Your goal: Rewrite the part of the case report that opens with the words containing "Due to the need" and closes with "vitally stable.", putting "respiratory support" wherever "ventilatory support" appears.

Text for analysis:
Due to the need for prolonged ventilatory support, a percutaneous tracheostomy was
performed. By POD 5, he showed further improvement with GCS E4VtM5. He was weaned
from ventilatory support to CPAP, and subsequently to room air. At discharge, the
patient was alert with GCS E4VtM5, bilaterally sluggishly reactive pupils, and was
vitally stable.
Discussion
The prognostic implications of a GCS score of 3, especially when accompanied by BFDP,
have traditionally been interpreted as nearly incompatible with survival. Nonetheless,
several retrospective and observational studies over the last three decades have demonstrated
that surgical intervention in this cohort is not universally futile, and a minority
of patients may survive and achieve functional recovery.
Initial studies, including those by Jennett and Teasdale,[7] categorized GCS 3 with fixed pupils as indicative of irrecoverable brain damage,
particularly due to presumed brainstem dysfunction or herniation. Fearnside et al[8] analyzed 308 severe TBI patients and found that none of the patients with bilateral
fixed pupils and a GCS of 3 survived without profound disability.
Lieberman et al[9] studied 189 patients with GCS 3 and found a 13% survival rate, with 6% achieving
a Glasgow Outcome Scale (GOS) score of 4 or higher. Shafi et al[10] reviewed 119 GCS 3 patients and reported 16% survival, with 10% returning to independent
living. Hesdorffer et al[11] found that pupil reactivity and CT findings were better predictors of survival than
GCS alone.

Source data:

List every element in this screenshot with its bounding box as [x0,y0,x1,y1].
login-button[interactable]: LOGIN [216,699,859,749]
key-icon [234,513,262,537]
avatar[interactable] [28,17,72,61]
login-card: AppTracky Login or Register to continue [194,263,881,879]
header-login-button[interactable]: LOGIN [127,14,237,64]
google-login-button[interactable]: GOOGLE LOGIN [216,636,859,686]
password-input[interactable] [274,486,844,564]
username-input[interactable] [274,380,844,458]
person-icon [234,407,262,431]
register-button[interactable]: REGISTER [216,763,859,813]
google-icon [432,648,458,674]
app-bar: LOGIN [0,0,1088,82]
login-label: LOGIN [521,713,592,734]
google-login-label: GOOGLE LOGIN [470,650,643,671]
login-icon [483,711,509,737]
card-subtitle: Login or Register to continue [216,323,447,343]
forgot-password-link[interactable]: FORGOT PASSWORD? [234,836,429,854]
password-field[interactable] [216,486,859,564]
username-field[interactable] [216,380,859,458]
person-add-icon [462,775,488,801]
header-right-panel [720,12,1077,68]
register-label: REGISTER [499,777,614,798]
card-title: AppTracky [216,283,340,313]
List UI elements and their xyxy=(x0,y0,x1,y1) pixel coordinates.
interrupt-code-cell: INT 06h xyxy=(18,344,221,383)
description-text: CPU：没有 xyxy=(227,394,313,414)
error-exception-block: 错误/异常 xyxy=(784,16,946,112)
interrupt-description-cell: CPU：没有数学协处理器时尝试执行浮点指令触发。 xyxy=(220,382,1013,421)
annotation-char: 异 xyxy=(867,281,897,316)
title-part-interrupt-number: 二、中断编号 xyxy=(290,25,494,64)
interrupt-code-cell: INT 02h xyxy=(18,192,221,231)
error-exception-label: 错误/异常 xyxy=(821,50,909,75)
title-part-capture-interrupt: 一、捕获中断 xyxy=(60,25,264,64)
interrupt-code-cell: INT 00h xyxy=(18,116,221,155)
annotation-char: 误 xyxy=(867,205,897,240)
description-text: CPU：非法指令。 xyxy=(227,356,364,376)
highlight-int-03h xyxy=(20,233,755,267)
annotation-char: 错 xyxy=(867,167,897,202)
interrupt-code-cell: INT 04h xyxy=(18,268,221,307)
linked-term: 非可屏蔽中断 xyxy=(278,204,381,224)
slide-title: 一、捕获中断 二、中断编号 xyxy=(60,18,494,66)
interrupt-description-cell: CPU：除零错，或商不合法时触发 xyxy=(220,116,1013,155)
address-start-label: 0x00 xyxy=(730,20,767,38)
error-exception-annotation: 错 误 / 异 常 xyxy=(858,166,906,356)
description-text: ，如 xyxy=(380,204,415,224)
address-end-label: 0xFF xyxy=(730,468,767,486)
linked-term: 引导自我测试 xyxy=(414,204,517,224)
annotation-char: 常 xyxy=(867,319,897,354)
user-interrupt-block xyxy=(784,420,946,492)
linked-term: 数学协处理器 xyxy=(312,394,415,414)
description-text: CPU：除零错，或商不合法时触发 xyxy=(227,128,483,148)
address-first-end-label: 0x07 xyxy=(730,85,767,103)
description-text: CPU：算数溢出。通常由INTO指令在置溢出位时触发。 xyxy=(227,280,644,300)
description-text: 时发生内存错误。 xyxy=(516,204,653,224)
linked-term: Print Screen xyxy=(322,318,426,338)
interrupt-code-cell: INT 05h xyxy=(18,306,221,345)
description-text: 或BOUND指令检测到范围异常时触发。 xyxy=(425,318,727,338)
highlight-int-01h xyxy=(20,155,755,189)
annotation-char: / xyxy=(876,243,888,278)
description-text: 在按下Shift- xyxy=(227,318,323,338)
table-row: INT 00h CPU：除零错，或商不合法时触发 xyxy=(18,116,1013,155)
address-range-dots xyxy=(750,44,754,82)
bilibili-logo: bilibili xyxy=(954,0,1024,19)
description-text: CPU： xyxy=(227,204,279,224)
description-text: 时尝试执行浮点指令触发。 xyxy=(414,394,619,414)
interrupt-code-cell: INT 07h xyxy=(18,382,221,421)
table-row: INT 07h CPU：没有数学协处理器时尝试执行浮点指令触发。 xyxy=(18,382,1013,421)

Worked solution:
Due to the need for prolonged respiratory support, a percutaneous tracheostomy was
performed. By POD 5, he showed further improvement with GCS E4VtM5. He was weaned
from respiratory support to CPAP, and subsequently to room air. At discharge, the
patient was alert with GCS E4VtM5, bilaterally sluggishly reactive pupils, and was
vitally stable.